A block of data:
____
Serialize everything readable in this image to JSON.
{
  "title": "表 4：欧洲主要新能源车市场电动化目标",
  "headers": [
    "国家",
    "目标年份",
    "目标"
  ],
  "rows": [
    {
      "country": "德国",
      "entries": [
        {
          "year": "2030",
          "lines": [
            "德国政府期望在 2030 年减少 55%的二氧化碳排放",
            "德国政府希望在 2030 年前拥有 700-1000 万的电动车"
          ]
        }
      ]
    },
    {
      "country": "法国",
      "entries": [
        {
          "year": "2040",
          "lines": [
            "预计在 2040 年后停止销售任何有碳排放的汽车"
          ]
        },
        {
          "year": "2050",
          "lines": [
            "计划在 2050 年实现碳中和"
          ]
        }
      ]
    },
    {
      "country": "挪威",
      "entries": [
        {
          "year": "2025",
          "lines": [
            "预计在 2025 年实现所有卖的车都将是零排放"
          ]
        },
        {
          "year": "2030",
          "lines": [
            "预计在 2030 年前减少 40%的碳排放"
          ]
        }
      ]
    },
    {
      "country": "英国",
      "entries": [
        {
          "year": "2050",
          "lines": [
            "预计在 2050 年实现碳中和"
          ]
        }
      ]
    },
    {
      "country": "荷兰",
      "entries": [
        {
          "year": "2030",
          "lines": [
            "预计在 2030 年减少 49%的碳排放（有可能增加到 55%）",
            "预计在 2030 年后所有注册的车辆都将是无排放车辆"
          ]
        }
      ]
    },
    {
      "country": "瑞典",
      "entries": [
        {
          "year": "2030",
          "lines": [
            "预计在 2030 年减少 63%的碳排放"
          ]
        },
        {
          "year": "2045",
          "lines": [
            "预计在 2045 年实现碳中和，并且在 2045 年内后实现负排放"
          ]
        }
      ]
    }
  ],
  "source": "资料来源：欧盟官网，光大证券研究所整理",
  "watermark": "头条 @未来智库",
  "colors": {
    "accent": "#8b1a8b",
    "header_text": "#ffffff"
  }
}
____
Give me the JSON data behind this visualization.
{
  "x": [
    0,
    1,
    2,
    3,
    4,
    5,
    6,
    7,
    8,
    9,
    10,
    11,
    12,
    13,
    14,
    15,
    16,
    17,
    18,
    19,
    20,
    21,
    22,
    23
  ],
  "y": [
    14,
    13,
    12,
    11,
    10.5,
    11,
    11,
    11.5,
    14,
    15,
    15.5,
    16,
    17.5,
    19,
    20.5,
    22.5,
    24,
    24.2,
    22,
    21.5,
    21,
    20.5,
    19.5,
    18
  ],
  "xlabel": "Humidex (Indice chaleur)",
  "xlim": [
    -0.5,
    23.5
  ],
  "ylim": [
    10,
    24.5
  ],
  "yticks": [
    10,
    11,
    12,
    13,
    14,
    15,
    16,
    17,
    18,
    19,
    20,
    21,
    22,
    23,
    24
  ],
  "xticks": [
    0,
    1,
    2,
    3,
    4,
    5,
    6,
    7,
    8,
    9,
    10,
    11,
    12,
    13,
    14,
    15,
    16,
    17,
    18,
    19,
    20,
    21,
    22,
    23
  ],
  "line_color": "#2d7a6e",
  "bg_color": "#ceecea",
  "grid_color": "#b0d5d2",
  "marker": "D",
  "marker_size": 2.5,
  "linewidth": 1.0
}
____
== STATED GOAL ==
Count the lines of the data that include the string "的碳排放", and give only that number.

== RESULT OF THE TASK ==
3